■ **Task**
Write out each entry again. Keep every word exactly as it is.

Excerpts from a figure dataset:
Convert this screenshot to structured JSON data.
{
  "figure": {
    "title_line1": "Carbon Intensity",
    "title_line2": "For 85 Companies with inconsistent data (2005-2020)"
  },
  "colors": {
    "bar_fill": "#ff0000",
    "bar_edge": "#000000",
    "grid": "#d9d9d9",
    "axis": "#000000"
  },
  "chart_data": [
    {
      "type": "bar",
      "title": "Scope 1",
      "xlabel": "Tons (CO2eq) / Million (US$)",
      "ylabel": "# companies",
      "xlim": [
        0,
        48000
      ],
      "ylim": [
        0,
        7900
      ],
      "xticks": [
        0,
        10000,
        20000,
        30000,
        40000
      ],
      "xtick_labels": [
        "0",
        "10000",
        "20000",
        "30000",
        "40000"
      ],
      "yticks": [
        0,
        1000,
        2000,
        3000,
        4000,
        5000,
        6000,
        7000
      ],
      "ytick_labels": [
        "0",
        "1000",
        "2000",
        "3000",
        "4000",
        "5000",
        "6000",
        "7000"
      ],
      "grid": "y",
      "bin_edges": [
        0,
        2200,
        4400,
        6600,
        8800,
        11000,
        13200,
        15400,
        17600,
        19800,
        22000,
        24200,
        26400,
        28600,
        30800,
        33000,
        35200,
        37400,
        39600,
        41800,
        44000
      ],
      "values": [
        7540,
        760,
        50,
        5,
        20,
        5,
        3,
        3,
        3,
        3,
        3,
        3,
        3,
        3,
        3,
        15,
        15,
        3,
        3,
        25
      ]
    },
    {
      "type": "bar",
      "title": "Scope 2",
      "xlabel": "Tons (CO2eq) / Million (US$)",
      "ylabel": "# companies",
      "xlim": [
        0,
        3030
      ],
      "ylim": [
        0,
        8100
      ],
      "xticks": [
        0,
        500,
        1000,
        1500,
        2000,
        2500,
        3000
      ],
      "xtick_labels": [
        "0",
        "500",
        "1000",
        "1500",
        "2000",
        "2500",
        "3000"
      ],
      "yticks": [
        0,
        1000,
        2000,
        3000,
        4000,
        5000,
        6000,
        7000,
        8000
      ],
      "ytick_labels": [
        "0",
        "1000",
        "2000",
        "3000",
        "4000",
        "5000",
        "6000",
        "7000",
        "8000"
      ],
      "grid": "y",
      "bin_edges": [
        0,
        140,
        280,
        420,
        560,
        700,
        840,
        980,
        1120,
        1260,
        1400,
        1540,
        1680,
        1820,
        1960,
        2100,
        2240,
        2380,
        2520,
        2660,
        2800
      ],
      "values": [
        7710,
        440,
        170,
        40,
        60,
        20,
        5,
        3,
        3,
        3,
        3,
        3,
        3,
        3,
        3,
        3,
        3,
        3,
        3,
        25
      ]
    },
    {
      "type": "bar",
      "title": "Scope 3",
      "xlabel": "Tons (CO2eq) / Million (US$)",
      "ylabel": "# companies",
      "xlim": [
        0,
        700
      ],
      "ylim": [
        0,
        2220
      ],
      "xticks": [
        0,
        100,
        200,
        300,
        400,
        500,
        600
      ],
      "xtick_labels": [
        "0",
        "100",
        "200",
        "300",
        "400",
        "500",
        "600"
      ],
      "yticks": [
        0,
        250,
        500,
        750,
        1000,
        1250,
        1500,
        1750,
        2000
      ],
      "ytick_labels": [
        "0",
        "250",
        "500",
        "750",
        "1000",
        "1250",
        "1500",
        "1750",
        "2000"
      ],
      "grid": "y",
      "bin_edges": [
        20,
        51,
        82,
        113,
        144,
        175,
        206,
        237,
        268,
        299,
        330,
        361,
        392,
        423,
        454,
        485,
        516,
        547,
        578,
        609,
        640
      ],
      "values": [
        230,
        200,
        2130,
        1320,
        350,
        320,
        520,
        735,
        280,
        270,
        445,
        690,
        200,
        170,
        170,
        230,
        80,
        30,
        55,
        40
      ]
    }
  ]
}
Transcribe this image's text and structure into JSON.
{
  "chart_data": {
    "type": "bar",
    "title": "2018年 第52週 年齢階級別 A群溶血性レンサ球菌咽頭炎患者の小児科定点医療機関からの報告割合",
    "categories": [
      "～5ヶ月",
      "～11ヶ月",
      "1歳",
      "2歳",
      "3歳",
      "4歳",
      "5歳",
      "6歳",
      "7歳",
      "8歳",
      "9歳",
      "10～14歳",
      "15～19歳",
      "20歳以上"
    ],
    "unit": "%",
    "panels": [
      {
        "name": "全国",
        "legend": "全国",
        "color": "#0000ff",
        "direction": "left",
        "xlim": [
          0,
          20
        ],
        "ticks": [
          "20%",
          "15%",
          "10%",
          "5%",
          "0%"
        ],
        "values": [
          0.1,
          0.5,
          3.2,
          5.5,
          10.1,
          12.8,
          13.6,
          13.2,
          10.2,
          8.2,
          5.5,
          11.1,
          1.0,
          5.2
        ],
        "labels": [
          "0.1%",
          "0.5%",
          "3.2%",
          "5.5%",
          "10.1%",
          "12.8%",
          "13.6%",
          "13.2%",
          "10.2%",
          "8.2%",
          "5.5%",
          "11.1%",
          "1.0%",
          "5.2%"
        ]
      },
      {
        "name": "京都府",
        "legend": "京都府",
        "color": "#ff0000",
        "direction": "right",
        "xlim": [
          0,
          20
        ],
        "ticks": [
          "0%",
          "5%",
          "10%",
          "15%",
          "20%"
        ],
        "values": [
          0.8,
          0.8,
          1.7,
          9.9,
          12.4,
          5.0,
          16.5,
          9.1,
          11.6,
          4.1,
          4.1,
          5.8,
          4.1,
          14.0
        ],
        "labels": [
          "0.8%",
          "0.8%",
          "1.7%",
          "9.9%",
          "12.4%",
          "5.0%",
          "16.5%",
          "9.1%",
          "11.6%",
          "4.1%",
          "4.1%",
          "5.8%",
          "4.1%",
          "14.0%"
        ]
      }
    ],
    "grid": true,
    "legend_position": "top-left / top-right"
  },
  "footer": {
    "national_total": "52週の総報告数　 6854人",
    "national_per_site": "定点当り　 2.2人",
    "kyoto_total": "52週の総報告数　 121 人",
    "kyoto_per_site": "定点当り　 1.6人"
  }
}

■ **Exercise result**
Convert this screenshot to structured JSON data.
{
  "figure": {
    "title_line1": "Carbon Intensity",
    "title_line2": "For 85 Companies with inconsistent data (2005-2020)"
  },
  "colors": {
    "bar_fill": "#ff0000",
    "bar_edge": "#000000",
    "grid": "#d9d9d9",
    "axis": "#000000"
  },
  "chart_data": [
    {
      "type": "bar",
      "title": "Scope 1",
      "xlabel": "Tons (CO2eq) / Million (US$)",
      "ylabel": "# companies",
      "xlim": [
        0,
        48000
      ],
      "ylim": [
        0,
        7900
      ],
      "xticks": [
        0,
        10000,
        20000,
        30000,
        40000
      ],
      "xtick_labels": [
        "0",
        "10000",
        "20000",
        "30000",
        "40000"
      ],
      "yticks": [
        0,
        1000,
        2000,
        3000,
        4000,
        5000,
        6000,
        7000
      ],
      "ytick_labels": [
        "0",
        "1000",
        "2000",
        "3000",
        "4000",
        "5000",
        "6000",
        "7000"
      ],
      "grid": "y",
      "bin_edges": [
        0,
        2200,
        4400,
        6600,
        8800,
        11000,
        13200,
        15400,
        17600,
        19800,
        22000,
        24200,
        26400,
        28600,
        30800,
        33000,
        35200,
        37400,
        39600,
        41800,
        44000
      ],
      "values": [
        7540,
        760,
        50,
        5,
        20,
        5,
        3,
        3,
        3,
        3,
        3,
        3,
        3,
        3,
        3,
        15,
        15,
        3,
        3,
        25
      ]
    },
    {
      "type": "bar",
      "title": "Scope 2",
      "xlabel": "Tons (CO2eq) / Million (US$)",
      "ylabel": "# companies",
      "xlim": [
        0,
        3030
      ],
      "ylim": [
        0,
        8100
      ],
      "xticks": [
        0,
        500,
        1000,
        1500,
        2000,
        2500,
        3000
      ],
      "xtick_labels": [
        "0",
        "500",
        "1000",
        "1500",
        "2000",
        "2500",
        "3000"
      ],
      "yticks": [
        0,
        1000,
        2000,
        3000,
        4000,
        5000,
        6000,
        7000,
        8000
      ],
      "ytick_labels": [
        "0",
        "1000",
        "2000",
        "3000",
        "4000",
        "5000",
        "6000",
        "7000",
        "8000"
      ],
      "grid": "y",
      "bin_edges": [
        0,
        140,
        280,
        420,
        560,
        700,
        840,
        980,
        1120,
        1260,
        1400,
        1540,
        1680,
        1820,
        1960,
        2100,
        2240,
        2380,
        2520,
        2660,
        2800
      ],
      "values": [
        7710,
        440,
        170,
        40,
        60,
        20,
        5,
        3,
        3,
        3,
        3,
        3,
        3,
        3,
        3,
        3,
        3,
        3,
        3,
        25
      ]
    },
    {
      "type": "bar",
      "title": "Scope 3",
      "xlabel": "Tons (CO2eq) / Million (US$)",
      "ylabel": "# companies",
      "xlim": [
        0,
        700
      ],
      "ylim": [
        0,
        2220
      ],
      "xticks": [
        0,
        100,
        200,
        300,
        400,
        500,
        600
      ],
      "xtick_labels": [
        "0",
        "100",
        "200",
        "300",
        "400",
        "500",
        "600"
      ],
      "yticks": [
        0,
        250,
        500,
        750,
        1000,
        1250,
        1500,
        1750,
        2000
      ],
      "ytick_labels": [
        "0",
        "250",
        "500",
        "750",
        "1000",
        "1250",
        "1500",
        "1750",
        "2000"
      ],
      "grid": "y",
      "bin_edges": [
        20,
        51,
        82,
        113,
        144,
        175,
        206,
        237,
        268,
        299,
        330,
        361,
        392,
        423,
        454,
        485,
        516,
        547,
        578,
        609,
        640
      ],
      "values": [
        230,
        200,
        2130,
        1320,
        350,
        320,
        520,
        735,
        280,
        270,
        445,
        690,
        200,
        170,
        170,
        230,
        80,
        30,
        55,
        40
      ]
    }
  ]
}
Transcribe this image's text and structure into JSON.
{
  "chart_data": {
    "type": "bar",
    "title": "2018年 第52週 年齢階級別 A群溶血性レンサ球菌咽頭炎患者の小児科定点医療機関からの報告割合",
    "categories": [
      "～5ヶ月",
      "～11ヶ月",
      "1歳",
      "2歳",
      "3歳",
      "4歳",
      "5歳",
      "6歳",
      "7歳",
      "8歳",
      "9歳",
      "10～14歳",
      "15～19歳",
      "20歳以上"
    ],
    "unit": "%",
    "panels": [
      {
        "name": "全国",
        "legend": "全国",
        "color": "#0000ff",
        "direction": "left",
        "xlim": [
          0,
          20
        ],
        "ticks": [
          "20%",
          "15%",
          "10%",
          "5%",
          "0%"
        ],
        "values": [
          0.1,
          0.5,
          3.2,
          5.5,
          10.1,
          12.8,
          13.6,
          13.2,
          10.2,
          8.2,
          5.5,
          11.1,
          1.0,
          5.2
        ],
        "labels": [
          "0.1%",
          "0.5%",
          "3.2%",
          "5.5%",
          "10.1%",
          "12.8%",
          "13.6%",
          "13.2%",
          "10.2%",
          "8.2%",
          "5.5%",
          "11.1%",
          "1.0%",
          "5.2%"
        ]
      },
      {
        "name": "京都府",
        "legend": "京都府",
        "color": "#ff0000",
        "direction": "right",
        "xlim": [
          0,
          20
        ],
        "ticks": [
          "0%",
          "5%",
          "10%",
          "15%",
          "20%"
        ],
        "values": [
          0.8,
          0.8,
          1.7,
          9.9,
          12.4,
          5.0,
          16.5,
          9.1,
          11.6,
          4.1,
          4.1,
          5.8,
          4.1,
          14.0
        ],
        "labels": [
          "0.8%",
          "0.8%",
          "1.7%",
          "9.9%",
          "12.4%",
          "5.0%",
          "16.5%",
          "9.1%",
          "11.6%",
          "4.1%",
          "4.1%",
          "5.8%",
          "4.1%",
          "14.0%"
        ]
      }
    ],
    "grid": true,
    "legend_position": "top-left / top-right"
  },
  "footer": {
    "national_total": "52週の総報告数　 6854人",
    "national_per_site": "定点当り　 2.2人",
    "kyoto_total": "52週の総報告数　 121 人",
    "kyoto_per_site": "定点当り　 1.6人"
  }
}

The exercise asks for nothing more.